EXERCISE DETAILS: Reproduce the stretch of the listing from the start through the line containing "page-title: 我的 bbox=[183, 34, 217, 54]", including both ends, with every line copied as it stands.

Coordinate annotation records:
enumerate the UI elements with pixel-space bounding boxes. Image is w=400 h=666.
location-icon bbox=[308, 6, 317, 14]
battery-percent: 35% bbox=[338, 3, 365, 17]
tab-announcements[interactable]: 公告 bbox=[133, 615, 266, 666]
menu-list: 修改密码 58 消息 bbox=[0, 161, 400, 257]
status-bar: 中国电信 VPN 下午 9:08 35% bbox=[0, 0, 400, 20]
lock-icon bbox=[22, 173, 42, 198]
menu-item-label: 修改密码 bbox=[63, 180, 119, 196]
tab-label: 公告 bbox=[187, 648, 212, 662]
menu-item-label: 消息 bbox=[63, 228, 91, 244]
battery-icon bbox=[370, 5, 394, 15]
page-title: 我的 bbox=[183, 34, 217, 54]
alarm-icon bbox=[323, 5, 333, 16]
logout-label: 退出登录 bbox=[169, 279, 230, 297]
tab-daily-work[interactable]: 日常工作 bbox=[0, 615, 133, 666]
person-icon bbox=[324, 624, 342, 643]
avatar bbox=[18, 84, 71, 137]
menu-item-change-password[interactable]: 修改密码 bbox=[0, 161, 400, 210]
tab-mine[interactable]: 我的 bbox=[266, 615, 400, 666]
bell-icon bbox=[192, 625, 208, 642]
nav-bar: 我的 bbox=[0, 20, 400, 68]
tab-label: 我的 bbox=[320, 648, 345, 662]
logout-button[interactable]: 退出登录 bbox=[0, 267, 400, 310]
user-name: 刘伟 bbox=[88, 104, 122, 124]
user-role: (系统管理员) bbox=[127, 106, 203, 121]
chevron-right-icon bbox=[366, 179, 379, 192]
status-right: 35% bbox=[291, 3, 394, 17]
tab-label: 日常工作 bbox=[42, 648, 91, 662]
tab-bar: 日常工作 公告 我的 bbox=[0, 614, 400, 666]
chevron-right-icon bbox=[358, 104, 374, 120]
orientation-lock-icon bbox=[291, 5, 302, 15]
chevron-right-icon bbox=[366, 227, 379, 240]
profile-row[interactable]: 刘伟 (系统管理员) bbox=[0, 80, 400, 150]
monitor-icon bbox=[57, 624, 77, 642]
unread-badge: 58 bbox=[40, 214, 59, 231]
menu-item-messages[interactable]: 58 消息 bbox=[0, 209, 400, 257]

COMPLETED EXERCISE:
enumerate the UI elements with pixel-space bounding boxes. Image is w=400 h=666.
location-icon bbox=[308, 6, 317, 14]
battery-percent: 35% bbox=[338, 3, 365, 17]
tab-announcements[interactable]: 公告 bbox=[133, 615, 266, 666]
menu-list: 修改密码 58 消息 bbox=[0, 161, 400, 257]
status-bar: 中国电信 VPN 下午 9:08 35% bbox=[0, 0, 400, 20]
lock-icon bbox=[22, 173, 42, 198]
menu-item-label: 修改密码 bbox=[63, 180, 119, 196]
tab-label: 公告 bbox=[187, 648, 212, 662]
menu-item-label: 消息 bbox=[63, 228, 91, 244]
battery-icon bbox=[370, 5, 394, 15]
page-title: 我的 bbox=[183, 34, 217, 54]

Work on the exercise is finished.